● **TEXTO DE LECTURA**
####
Madres adolescentes, ¿quién cuida al bebé?

Cómo viven y crían al bebé las madres adolescentes

Parece mentira que en la llamada “sociedad de la información”, siga habiendo un alto índice de embarazos no deseados entre adolescentes, más de 30.000 al año entre menores de 20 años.

Las cifras de madres adolescentes siguen aumentando en todo el mundo pero, ¿qué ocurre con ellas una vez han tenido a su bebé?, ¿quién las apoya y las ayuda?, ¿son ellas quiénes se hacen cargo del bebé o son las abuelas? Te lo aclaramos.

Madres adolescentes, ¿quién las ayuda a criar al bebé?

¿Quién cuida al bebé de las madres adolescentes?

Se ha podido comprobar que la información es básica entre los jóvenes para evitar embarazos no deseados, pero que esa información es mucho más efectiva si son las propias familias las que dialogan con sus hijos y mantienen una actitud abierta ante sus preguntas.

Los estudios revelan como una tasa elevada de embarazos entre niñas menores de 20 años se dan en contextos socioeconómicos menos favorecidos y con estilos educativos más autoritarios, lo que dificulta la comunicación con los hijos sobre estos temas. Incluso, en muchos de los casos la madre de la adolescente había pasado por la misma situación anteriormente. 

En la mayoría de los casos los nuevos padres se emancipan, forman pareja y se encargan personalmente de sus hijos, pero acceden más tarde a su primer trabajo, no logrando empleos estables.
####
● **FILAS PROPORCIONADAS**
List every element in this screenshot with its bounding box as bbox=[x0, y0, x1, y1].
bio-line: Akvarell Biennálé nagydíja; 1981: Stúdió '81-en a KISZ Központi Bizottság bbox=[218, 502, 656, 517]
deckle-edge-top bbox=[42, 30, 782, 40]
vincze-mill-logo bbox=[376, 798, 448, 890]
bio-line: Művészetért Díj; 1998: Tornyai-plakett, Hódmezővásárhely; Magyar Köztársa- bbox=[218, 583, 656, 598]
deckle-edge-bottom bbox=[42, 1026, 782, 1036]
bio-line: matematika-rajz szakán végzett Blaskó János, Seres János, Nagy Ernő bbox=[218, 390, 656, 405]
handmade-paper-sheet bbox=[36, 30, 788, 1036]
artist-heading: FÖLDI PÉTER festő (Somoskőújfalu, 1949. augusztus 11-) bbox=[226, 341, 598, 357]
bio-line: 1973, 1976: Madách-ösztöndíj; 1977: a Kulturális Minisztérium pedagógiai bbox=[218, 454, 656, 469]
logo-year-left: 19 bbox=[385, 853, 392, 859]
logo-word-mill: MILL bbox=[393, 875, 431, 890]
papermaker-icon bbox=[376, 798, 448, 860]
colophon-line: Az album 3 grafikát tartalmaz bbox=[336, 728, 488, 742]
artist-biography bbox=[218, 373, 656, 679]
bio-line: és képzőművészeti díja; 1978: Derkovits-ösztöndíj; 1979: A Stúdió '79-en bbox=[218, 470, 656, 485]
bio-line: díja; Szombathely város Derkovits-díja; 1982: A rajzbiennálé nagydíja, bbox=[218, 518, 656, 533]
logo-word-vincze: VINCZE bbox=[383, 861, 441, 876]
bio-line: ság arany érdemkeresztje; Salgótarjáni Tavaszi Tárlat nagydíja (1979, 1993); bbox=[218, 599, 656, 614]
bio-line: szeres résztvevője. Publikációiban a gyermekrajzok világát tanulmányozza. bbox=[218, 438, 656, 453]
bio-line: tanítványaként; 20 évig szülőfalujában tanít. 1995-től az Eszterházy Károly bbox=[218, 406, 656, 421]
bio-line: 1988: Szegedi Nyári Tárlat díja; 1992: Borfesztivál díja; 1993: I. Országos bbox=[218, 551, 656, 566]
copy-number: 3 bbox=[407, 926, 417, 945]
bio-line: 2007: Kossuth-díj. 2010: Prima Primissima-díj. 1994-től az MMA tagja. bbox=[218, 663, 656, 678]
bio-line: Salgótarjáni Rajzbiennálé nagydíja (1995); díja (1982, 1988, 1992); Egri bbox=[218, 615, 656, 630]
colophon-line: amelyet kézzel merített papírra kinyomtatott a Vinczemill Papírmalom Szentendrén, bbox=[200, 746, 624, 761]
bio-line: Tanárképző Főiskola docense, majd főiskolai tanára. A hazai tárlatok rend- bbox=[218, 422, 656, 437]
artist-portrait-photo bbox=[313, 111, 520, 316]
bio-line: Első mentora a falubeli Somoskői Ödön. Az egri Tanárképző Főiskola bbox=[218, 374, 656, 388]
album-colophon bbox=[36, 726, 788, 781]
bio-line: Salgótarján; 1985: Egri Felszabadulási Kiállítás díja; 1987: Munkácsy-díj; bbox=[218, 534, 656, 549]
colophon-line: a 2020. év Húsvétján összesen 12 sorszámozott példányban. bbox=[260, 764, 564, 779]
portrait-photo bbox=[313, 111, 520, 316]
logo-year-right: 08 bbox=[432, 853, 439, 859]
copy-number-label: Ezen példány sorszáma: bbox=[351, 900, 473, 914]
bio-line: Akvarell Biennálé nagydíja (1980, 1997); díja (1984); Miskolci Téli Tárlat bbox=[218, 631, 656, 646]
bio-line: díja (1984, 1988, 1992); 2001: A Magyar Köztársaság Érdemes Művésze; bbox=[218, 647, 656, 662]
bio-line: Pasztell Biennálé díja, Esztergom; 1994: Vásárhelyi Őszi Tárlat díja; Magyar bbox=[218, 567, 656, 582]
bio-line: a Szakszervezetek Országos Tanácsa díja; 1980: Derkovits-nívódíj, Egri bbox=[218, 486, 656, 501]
####
Responde con base en el texto sobre madres adolescentes:
(a) ¿Cuántos embarazos no deseados se producen al año entre menores de 20 años?
(b) ¿En qué tipo de contextos se da una tasa elevada de embarazos entre niñas menores de 20 años?
(c) ¿Qué ocurre con el acceso al empleo de los nuevos padres?

● **RESULTADO DEL EJERCICIO**
(a) Más de 30.000 al año.
(b) En contextos socioeconómicos menos favorecidos y con estilos educativos más autoritarios.
(c) Acceden más tarde a su primer trabajo y no logran empleos estables.